Extract the full set of records that follows, word for word.

* start RAW DATA *

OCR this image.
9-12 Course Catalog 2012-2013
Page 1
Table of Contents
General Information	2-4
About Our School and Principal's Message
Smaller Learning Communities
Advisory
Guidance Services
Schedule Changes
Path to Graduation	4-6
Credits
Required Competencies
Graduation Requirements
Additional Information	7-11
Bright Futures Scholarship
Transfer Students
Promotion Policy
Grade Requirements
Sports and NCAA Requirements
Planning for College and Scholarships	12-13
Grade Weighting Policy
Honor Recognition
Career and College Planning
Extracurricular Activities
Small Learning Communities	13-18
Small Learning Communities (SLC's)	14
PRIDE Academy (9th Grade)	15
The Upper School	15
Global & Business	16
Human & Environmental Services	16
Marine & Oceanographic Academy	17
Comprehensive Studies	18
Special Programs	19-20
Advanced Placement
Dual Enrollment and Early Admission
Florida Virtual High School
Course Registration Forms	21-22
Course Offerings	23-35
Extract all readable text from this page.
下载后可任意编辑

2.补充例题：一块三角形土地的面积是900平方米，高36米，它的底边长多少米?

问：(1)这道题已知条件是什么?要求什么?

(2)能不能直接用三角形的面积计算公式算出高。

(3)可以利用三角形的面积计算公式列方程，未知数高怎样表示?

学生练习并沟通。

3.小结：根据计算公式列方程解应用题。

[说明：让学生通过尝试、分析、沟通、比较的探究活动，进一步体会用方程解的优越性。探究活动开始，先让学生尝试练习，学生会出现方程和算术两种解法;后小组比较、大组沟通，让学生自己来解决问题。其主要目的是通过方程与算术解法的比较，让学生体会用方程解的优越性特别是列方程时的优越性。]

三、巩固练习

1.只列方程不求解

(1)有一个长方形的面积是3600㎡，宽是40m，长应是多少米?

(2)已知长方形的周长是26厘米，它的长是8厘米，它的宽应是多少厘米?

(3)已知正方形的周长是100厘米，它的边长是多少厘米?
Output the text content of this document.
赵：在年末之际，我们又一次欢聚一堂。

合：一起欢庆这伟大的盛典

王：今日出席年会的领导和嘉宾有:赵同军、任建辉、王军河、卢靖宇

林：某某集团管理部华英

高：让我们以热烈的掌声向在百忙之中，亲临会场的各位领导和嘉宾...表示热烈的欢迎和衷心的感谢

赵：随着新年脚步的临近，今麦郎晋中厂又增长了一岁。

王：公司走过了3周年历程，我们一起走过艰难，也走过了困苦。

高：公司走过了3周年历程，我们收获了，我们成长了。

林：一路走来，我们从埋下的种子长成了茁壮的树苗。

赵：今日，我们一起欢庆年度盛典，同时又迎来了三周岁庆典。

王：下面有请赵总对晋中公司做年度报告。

* end RAW DATA *

**RESPONSE TO THE TASK**:
OCR this image.
9-12 Course Catalog 2012-2013
Page 1
Table of Contents
General Information	2-4
About Our School and Principal's Message
Smaller Learning Communities
Advisory
Guidance Services
Schedule Changes
Path to Graduation	4-6
Credits
Required Competencies
Graduation Requirements
Additional Information	7-11
Bright Futures Scholarship
Transfer Students
Promotion Policy
Grade Requirements
Sports and NCAA Requirements
Planning for College and Scholarships	12-13
Grade Weighting Policy
Honor Recognition
Career and College Planning
Extracurricular Activities
Small Learning Communities	13-18
Small Learning Communities (SLC's)	14
PRIDE Academy (9th Grade)	15
The Upper School	15
Global & Business	16
Human & Environmental Services	16
Marine & Oceanographic Academy	17
Comprehensive Studies	18
Special Programs	19-20
Advanced Placement
Dual Enrollment and Early Admission
Florida Virtual High School
Course Registration Forms	21-22
Course Offerings	23-35
Extract all readable text from this page.
下载后可任意编辑

2.补充例题：一块三角形土地的面积是900平方米，高36米，它的底边长多少米?

问：(1)这道题已知条件是什么?要求什么?

(2)能不能直接用三角形的面积计算公式算出高。

(3)可以利用三角形的面积计算公式列方程，未知数高怎样表示?

学生练习并沟通。

3.小结：根据计算公式列方程解应用题。

[说明：让学生通过尝试、分析、沟通、比较的探究活动，进一步体会用方程解的优越性。探究活动开始，先让学生尝试练习，学生会出现方程和算术两种解法;后小组比较、大组沟通，让学生自己来解决问题。其主要目的是通过方程与算术解法的比较，让学生体会用方程解的优越性特别是列方程时的优越性。]

三、巩固练习

1.只列方程不求解

(1)有一个长方形的面积是3600㎡，宽是40m，长应是多少米?

(2)已知长方形的周长是26厘米，它的长是8厘米，它的宽应是多少厘米?

(3)已知正方形的周长是100厘米，它的边长是多少厘米?
Output the text content of this document.
赵：在年末之际，我们又一次欢聚一堂。

合：一起欢庆这伟大的盛典

王：今日出席年会的领导和嘉宾有:赵同军、任建辉、王军河、卢靖宇

林：某某集团管理部华英

高：让我们以热烈的掌声向在百忙之中，亲临会场的各位领导和嘉宾...表示热烈的欢迎和衷心的感谢

赵：随着新年脚步的临近，今麦郎晋中厂又增长了一岁。

王：公司走过了3周年历程，我们一起走过艰难，也走过了困苦。

高：公司走过了3周年历程，我们收获了，我们成长了。

林：一路走来，我们从埋下的种子长成了茁壮的树苗。

赵：今日，我们一起欢庆年度盛典，同时又迎来了三周岁庆典。

王：下面有请赵总对晋中公司做年度报告。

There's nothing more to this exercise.